Element box material:
= = = = =
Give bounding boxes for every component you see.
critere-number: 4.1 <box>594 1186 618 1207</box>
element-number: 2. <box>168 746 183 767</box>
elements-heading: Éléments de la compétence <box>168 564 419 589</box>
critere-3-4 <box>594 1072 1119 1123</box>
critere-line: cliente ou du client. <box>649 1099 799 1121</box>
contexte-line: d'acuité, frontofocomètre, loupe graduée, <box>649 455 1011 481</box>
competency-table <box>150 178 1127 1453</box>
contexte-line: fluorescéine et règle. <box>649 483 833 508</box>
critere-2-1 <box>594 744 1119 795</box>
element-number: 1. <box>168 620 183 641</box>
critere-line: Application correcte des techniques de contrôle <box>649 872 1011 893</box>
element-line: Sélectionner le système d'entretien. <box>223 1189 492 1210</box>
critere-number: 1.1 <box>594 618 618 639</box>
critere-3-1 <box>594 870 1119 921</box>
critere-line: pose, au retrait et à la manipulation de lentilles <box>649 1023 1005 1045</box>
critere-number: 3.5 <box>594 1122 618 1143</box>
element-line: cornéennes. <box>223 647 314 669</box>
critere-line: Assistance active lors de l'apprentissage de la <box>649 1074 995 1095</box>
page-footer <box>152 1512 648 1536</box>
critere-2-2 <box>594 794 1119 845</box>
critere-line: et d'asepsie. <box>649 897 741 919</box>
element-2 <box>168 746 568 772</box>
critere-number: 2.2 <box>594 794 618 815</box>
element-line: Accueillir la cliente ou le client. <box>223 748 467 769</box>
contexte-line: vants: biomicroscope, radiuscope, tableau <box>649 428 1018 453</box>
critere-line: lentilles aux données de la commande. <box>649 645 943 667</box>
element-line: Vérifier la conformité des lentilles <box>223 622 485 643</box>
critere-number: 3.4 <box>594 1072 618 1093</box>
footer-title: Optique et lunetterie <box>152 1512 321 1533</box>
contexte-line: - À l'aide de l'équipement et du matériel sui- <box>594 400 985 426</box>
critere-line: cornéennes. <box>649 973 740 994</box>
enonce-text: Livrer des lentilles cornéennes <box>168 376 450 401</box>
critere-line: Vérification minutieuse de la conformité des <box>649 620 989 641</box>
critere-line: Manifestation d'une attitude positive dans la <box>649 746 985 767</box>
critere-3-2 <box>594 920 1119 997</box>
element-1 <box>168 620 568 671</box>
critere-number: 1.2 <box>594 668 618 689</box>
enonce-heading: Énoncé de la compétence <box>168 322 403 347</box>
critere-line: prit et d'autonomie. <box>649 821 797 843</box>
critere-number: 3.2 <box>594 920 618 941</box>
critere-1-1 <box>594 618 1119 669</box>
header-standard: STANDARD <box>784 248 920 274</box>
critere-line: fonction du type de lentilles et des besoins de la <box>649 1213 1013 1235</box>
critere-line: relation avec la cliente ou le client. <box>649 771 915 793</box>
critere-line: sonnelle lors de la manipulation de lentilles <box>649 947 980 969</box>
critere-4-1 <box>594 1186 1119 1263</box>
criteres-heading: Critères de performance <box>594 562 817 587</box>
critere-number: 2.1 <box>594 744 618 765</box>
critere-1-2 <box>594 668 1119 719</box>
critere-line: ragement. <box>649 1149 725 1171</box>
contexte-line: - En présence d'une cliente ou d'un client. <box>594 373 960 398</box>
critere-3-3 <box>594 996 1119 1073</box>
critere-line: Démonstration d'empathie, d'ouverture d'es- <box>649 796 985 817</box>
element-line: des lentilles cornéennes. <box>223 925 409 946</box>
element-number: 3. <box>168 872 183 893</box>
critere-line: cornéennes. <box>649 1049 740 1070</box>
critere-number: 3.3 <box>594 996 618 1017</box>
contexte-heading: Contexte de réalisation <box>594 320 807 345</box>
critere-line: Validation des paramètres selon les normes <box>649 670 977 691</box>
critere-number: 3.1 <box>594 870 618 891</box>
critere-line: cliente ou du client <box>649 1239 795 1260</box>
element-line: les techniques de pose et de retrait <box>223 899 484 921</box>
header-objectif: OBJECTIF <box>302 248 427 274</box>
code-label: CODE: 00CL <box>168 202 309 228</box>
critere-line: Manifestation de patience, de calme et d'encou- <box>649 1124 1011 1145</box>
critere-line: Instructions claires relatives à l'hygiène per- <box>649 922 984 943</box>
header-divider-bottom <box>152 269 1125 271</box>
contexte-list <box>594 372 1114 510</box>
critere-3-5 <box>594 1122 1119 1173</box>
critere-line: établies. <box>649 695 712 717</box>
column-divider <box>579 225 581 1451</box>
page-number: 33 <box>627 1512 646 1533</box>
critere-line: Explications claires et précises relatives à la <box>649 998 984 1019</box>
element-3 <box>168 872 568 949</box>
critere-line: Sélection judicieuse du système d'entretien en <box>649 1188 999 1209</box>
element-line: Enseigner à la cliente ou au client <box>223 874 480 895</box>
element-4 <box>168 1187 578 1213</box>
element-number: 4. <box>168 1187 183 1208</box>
= = = = =
_Exercise_
Copy every line of the material above verbatim, from first to last.

_Exercise answer_
Give bounding boxes for every component you see.
critere-number: 4.1 <box>594 1186 618 1207</box>
element-number: 2. <box>168 746 183 767</box>
elements-heading: Éléments de la compétence <box>168 564 419 589</box>
critere-3-4 <box>594 1072 1119 1123</box>
critere-line: cliente ou du client. <box>649 1099 799 1121</box>
contexte-line: d'acuité, frontofocomètre, loupe graduée, <box>649 455 1011 481</box>
competency-table <box>150 178 1127 1453</box>
contexte-line: fluorescéine et règle. <box>649 483 833 508</box>
critere-2-1 <box>594 744 1119 795</box>
element-number: 1. <box>168 620 183 641</box>
critere-line: Application correcte des techniques de contrôle <box>649 872 1011 893</box>
element-line: Sélectionner le système d'entretien. <box>223 1189 492 1210</box>
critere-number: 1.1 <box>594 618 618 639</box>
critere-3-1 <box>594 870 1119 921</box>
critere-line: pose, au retrait et à la manipulation de lentilles <box>649 1023 1005 1045</box>
critere-number: 3.5 <box>594 1122 618 1143</box>
element-line: cornéennes. <box>223 647 314 669</box>
critere-line: Assistance active lors de l'apprentissage de la <box>649 1074 995 1095</box>
page-footer <box>152 1512 648 1536</box>
critere-2-2 <box>594 794 1119 845</box>
critere-line: et d'asepsie. <box>649 897 741 919</box>
element-2 <box>168 746 568 772</box>
critere-number: 2.2 <box>594 794 618 815</box>
element-line: Accueillir la cliente ou le client. <box>223 748 467 769</box>
contexte-line: vants: biomicroscope, radiuscope, tableau <box>649 428 1018 453</box>
critere-line: lentilles aux données de la commande. <box>649 645 943 667</box>
element-line: Vérifier la conformité des lentilles <box>223 622 485 643</box>
critere-number: 3.4 <box>594 1072 618 1093</box>
footer-title: Optique et lunetterie <box>152 1512 321 1533</box>
contexte-line: - À l'aide de l'équipement et du matériel sui- <box>594 400 985 426</box>
critere-line: cornéennes. <box>649 973 740 994</box>
enonce-text: Livrer des lentilles cornéennes <box>168 376 450 401</box>
critere-line: Vérification minutieuse de la conformité des <box>649 620 989 641</box>
critere-line: Manifestation d'une attitude positive dans la <box>649 746 985 767</box>
critere-3-2 <box>594 920 1119 997</box>
element-1 <box>168 620 568 671</box>
critere-number: 1.2 <box>594 668 618 689</box>
enonce-heading: Énoncé de la compétence <box>168 322 403 347</box>
critere-line: prit et d'autonomie. <box>649 821 797 843</box>
critere-number: 3.2 <box>594 920 618 941</box>
critere-1-1 <box>594 618 1119 669</box>
header-standard: STANDARD <box>784 248 920 274</box>
critere-line: fonction du type de lentilles et des besoins de la <box>649 1213 1013 1235</box>
critere-line: relation avec la cliente ou le client. <box>649 771 915 793</box>
critere-line: sonnelle lors de la manipulation de lentilles <box>649 947 980 969</box>
critere-4-1 <box>594 1186 1119 1263</box>
criteres-heading: Critères de performance <box>594 562 817 587</box>
critere-number: 2.1 <box>594 744 618 765</box>
critere-1-2 <box>594 668 1119 719</box>
critere-line: ragement. <box>649 1149 725 1171</box>
contexte-line: - En présence d'une cliente ou d'un client. <box>594 373 960 398</box>
critere-3-3 <box>594 996 1119 1073</box>
critere-line: Démonstration d'empathie, d'ouverture d'es- <box>649 796 985 817</box>
element-line: des lentilles cornéennes. <box>223 925 409 946</box>
element-number: 3. <box>168 872 183 893</box>
critere-line: cornéennes. <box>649 1049 740 1070</box>
critere-number: 3.3 <box>594 996 618 1017</box>
contexte-heading: Contexte de réalisation <box>594 320 807 345</box>
critere-line: Validation des paramètres selon les normes <box>649 670 977 691</box>
critere-number: 3.1 <box>594 870 618 891</box>
critere-line: cliente ou du client <box>649 1239 795 1260</box>
element-line: les techniques de pose et de retrait <box>223 899 484 921</box>
header-objectif: OBJECTIF <box>302 248 427 274</box>
code-label: CODE: 00CL <box>168 202 309 228</box>
critere-line: Manifestation de patience, de calme et d'encou- <box>649 1124 1011 1145</box>
critere-line: Instructions claires relatives à l'hygiène per- <box>649 922 984 943</box>
header-divider-bottom <box>152 269 1125 271</box>
contexte-list <box>594 372 1114 510</box>
critere-3-5 <box>594 1122 1119 1173</box>
critere-line: établies. <box>649 695 712 717</box>
column-divider <box>579 225 581 1451</box>
page-number: 33 <box>627 1512 646 1533</box>
critere-line: Explications claires et précises relatives à la <box>649 998 984 1019</box>
element-3 <box>168 872 568 949</box>
critere-line: Sélection judicieuse du système d'entretien en <box>649 1188 999 1209</box>
element-line: Enseigner à la cliente ou au client <box>223 874 480 895</box>
element-4 <box>168 1187 578 1213</box>
element-number: 4. <box>168 1187 183 1208</box>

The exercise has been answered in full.